── Material provided ──
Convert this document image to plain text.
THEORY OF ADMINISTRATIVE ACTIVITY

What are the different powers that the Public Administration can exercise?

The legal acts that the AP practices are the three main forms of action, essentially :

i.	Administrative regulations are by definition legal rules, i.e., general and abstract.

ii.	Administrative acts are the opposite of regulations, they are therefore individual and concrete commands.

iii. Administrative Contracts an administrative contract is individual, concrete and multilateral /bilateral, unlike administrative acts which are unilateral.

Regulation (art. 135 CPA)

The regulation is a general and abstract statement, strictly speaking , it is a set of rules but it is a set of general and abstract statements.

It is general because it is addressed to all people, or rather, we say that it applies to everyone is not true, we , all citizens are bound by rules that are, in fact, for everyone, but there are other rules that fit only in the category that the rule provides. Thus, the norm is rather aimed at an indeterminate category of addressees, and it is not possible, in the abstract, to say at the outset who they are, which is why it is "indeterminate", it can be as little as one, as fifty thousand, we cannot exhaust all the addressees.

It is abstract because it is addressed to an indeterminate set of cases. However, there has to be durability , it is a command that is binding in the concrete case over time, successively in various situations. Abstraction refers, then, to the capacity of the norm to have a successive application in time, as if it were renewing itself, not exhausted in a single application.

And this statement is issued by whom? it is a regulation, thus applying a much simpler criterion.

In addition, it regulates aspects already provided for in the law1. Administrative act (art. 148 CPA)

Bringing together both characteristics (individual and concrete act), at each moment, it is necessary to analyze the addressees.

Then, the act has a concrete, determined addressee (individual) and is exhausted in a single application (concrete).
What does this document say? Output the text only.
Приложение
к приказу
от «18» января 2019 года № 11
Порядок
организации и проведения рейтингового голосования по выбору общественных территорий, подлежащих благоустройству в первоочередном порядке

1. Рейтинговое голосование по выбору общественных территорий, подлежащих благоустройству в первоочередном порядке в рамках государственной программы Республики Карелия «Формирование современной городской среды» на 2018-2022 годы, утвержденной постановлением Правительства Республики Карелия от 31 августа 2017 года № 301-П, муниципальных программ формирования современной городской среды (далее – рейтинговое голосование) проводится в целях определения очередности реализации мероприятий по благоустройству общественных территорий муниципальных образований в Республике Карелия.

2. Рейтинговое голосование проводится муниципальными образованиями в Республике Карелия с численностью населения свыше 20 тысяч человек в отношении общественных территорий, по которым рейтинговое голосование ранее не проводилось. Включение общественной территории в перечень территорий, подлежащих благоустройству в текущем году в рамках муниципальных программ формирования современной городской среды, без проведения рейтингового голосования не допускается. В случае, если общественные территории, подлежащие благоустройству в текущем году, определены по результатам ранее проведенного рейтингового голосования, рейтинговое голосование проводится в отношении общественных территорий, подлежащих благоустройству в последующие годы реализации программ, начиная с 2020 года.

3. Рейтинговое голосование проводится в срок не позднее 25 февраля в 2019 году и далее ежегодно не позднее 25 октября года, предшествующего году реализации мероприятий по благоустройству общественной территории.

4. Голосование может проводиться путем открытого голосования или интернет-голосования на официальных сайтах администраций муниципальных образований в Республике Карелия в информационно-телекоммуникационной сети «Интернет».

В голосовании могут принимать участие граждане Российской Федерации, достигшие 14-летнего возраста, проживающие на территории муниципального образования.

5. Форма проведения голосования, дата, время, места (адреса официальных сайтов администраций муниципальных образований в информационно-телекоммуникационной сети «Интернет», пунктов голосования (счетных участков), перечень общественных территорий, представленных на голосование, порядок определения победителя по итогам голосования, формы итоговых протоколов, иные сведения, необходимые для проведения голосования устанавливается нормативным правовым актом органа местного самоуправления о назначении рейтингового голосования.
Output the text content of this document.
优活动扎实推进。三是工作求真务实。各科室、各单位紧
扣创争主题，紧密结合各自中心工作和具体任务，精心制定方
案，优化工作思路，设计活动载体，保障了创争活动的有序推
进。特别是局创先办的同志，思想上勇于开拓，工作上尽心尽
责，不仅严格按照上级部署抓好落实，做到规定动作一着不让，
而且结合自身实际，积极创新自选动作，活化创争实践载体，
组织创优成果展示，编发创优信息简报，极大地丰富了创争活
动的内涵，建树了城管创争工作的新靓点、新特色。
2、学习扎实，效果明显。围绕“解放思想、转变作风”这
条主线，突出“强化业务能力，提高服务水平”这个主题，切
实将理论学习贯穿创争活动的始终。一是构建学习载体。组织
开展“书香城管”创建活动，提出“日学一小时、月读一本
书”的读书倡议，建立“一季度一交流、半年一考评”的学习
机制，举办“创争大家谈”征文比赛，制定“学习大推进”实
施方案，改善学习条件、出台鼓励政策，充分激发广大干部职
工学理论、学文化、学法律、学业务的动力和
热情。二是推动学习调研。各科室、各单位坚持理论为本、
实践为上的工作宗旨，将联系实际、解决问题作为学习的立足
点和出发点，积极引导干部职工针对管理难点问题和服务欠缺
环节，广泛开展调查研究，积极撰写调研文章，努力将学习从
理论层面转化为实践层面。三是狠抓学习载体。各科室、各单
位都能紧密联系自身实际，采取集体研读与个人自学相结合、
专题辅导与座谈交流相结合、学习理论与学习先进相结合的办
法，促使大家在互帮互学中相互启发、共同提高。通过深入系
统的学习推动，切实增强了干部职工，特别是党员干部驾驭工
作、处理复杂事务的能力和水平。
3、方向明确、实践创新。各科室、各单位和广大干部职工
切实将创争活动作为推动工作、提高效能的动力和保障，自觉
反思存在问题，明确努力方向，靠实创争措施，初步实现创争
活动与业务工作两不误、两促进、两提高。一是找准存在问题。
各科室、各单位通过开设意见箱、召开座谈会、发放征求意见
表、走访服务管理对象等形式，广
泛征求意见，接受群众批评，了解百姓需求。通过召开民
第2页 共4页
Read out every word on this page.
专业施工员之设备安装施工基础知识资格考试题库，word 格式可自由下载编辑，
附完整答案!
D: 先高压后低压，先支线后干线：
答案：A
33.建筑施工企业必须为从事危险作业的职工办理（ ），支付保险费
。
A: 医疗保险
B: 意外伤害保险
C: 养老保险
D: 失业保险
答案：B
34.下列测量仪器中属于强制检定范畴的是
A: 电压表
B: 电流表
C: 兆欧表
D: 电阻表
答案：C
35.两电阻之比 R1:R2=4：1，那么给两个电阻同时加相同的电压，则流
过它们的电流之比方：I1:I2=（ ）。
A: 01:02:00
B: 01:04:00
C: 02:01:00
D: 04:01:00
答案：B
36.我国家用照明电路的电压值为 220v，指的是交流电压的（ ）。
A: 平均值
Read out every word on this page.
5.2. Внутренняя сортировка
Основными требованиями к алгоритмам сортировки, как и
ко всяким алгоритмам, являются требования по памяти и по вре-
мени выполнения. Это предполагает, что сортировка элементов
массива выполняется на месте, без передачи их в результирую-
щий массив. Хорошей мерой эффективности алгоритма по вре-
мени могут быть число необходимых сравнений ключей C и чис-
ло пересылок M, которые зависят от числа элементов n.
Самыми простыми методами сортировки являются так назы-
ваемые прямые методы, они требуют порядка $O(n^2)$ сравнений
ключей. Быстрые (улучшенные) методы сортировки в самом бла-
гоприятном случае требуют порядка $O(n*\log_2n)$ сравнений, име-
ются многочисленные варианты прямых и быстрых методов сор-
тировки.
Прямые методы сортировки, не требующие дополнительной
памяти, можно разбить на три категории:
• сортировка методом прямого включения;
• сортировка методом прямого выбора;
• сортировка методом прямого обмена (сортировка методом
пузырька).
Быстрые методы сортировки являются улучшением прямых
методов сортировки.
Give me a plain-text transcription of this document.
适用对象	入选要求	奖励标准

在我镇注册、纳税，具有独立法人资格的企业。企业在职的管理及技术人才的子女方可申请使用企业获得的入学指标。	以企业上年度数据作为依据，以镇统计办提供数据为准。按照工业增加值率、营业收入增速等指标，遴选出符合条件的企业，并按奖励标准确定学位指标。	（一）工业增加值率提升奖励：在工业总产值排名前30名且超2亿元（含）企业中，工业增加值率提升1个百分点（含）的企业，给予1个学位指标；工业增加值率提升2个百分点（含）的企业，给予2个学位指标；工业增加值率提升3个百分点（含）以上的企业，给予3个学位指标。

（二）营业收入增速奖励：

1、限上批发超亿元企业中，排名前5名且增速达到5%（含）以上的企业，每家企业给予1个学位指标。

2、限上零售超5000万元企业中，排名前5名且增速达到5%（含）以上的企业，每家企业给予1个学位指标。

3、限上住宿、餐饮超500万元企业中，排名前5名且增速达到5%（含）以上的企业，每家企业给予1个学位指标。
───
→ Task objective: Repeat only what runs from the line holding "Give me a plain-text" to the end of the data, keeping every line exactly as written, first and last included.

→ The solution:
Give me a plain-text transcription of this document.
适用对象	入选要求	奖励标准

在我镇注册、纳税，具有独立法人资格的企业。企业在职的管理及技术人才的子女方可申请使用企业获得的入学指标。	以企业上年度数据作为依据，以镇统计办提供数据为准。按照工业增加值率、营业收入增速等指标，遴选出符合条件的企业，并按奖励标准确定学位指标。	（一）工业增加值率提升奖励：在工业总产值排名前30名且超2亿元（含）企业中，工业增加值率提升1个百分点（含）的企业，给予1个学位指标；工业增加值率提升2个百分点（含）的企业，给予2个学位指标；工业增加值率提升3个百分点（含）以上的企业，给予3个学位指标。

（二）营业收入增速奖励：

1、限上批发超亿元企业中，排名前5名且增速达到5%（含）以上的企业，每家企业给予1个学位指标。

2、限上零售超5000万元企业中，排名前5名且增速达到5%（含）以上的企业，每家企业给予1个学位指标。

3、限上住宿、餐饮超500万元企业中，排名前5名且增速达到5%（含）以上的企业，每家企业给予1个学位指标。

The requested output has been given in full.